**Task description:**
Quote the whole listing word for word. Do not include the pictures.

**Dataset extract:**
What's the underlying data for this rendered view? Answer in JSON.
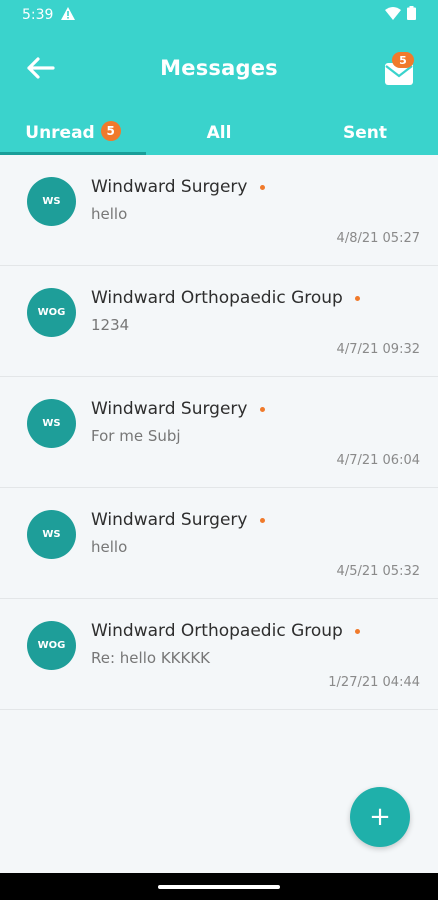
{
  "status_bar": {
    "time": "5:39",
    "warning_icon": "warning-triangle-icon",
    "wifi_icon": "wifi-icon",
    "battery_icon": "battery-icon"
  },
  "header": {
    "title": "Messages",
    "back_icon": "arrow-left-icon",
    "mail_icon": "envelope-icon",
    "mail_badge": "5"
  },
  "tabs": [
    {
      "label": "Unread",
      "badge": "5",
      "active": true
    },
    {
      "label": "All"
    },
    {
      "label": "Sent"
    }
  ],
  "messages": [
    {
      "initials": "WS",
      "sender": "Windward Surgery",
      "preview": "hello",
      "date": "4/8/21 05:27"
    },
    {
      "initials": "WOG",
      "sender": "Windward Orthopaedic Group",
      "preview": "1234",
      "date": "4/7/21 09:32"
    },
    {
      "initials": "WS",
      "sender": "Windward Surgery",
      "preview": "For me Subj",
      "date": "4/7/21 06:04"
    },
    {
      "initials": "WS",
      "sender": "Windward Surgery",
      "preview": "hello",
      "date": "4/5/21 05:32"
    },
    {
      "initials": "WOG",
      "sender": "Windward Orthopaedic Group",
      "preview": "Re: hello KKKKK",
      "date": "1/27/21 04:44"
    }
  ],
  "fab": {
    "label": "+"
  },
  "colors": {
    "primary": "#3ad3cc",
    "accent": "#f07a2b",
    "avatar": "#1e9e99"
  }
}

**Answer in full:**
What's the underlying data for this rendered view? Answer in JSON.
{
  "status_bar": {
    "time": "5:39",
    "warning_icon": "warning-triangle-icon",
    "wifi_icon": "wifi-icon",
    "battery_icon": "battery-icon"
  },
  "header": {
    "title": "Messages",
    "back_icon": "arrow-left-icon",
    "mail_icon": "envelope-icon",
    "mail_badge": "5"
  },
  "tabs": [
    {
      "label": "Unread",
      "badge": "5",
      "active": true
    },
    {
      "label": "All"
    },
    {
      "label": "Sent"
    }
  ],
  "messages": [
    {
      "initials": "WS",
      "sender": "Windward Surgery",
      "preview": "hello",
      "date": "4/8/21 05:27"
    },
    {
      "initials": "WOG",
      "sender": "Windward Orthopaedic Group",
      "preview": "1234",
      "date": "4/7/21 09:32"
    },
    {
      "initials": "WS",
      "sender": "Windward Surgery",
      "preview": "For me Subj",
      "date": "4/7/21 06:04"
    },
    {
      "initials": "WS",
      "sender": "Windward Surgery",
      "preview": "hello",
      "date": "4/5/21 05:32"
    },
    {
      "initials": "WOG",
      "sender": "Windward Orthopaedic Group",
      "preview": "Re: hello KKKKK",
      "date": "1/27/21 04:44"
    }
  ],
  "fab": {
    "label": "+"
  },
  "colors": {
    "primary": "#3ad3cc",
    "accent": "#f07a2b",
    "avatar": "#1e9e99"
  }
}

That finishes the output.